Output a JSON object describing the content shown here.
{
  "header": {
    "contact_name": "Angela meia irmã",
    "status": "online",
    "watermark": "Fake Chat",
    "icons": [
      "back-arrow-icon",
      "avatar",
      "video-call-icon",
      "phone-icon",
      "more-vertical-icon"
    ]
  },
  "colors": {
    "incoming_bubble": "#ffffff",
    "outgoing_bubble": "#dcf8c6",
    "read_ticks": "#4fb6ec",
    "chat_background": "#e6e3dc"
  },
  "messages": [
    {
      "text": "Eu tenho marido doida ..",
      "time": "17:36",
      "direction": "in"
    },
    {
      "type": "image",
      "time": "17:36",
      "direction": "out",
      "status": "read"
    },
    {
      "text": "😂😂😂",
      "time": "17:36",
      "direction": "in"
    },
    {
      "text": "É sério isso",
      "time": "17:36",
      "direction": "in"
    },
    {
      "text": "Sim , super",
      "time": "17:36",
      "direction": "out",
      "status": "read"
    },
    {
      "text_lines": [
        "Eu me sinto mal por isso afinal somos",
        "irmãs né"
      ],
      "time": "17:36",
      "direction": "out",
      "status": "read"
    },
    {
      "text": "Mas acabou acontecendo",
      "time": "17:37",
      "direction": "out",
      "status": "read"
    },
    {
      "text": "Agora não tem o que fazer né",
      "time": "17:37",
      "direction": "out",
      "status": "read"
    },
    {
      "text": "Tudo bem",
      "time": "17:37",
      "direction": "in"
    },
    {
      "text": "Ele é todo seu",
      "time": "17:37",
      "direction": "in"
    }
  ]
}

--

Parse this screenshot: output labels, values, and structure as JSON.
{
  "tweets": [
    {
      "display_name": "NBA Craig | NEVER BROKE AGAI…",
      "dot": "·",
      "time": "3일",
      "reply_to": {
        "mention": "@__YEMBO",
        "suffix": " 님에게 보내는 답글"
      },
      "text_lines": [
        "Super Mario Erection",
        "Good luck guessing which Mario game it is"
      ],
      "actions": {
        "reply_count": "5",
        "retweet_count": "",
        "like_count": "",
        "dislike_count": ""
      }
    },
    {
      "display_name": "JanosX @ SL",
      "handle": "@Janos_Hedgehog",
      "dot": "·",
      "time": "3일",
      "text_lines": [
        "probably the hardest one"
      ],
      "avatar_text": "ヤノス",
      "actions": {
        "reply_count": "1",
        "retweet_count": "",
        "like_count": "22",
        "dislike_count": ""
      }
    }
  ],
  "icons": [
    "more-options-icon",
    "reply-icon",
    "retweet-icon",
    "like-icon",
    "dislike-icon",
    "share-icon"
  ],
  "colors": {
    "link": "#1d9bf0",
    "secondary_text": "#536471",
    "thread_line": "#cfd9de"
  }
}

==

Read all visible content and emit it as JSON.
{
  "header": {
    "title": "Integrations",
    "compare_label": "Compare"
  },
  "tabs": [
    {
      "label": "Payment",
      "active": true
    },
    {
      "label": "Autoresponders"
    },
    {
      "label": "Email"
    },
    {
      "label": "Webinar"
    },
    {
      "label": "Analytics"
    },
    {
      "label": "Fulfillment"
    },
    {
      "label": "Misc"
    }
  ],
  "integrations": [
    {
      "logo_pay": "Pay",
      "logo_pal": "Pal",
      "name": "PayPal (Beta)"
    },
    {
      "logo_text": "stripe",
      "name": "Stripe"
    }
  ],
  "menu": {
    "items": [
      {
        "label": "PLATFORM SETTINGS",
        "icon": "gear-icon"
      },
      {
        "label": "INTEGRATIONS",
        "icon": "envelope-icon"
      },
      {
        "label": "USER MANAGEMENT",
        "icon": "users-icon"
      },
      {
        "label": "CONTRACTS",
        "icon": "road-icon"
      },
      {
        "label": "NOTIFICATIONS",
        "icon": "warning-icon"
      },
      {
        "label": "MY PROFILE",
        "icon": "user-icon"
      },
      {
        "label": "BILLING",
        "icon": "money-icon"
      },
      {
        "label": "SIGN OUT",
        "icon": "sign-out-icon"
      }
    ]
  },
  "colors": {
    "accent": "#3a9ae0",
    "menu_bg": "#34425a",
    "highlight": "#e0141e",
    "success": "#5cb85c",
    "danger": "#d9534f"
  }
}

PROBLEM STATEMENT >> Scan the lines for the string "JSON". Pick out every line that has it.

COMPLETED EXERCISE >>
Output a JSON object describing the content shown here.
Parse this screenshot: output labels, values, and structure as JSON.
Read all visible content and emit it as JSON.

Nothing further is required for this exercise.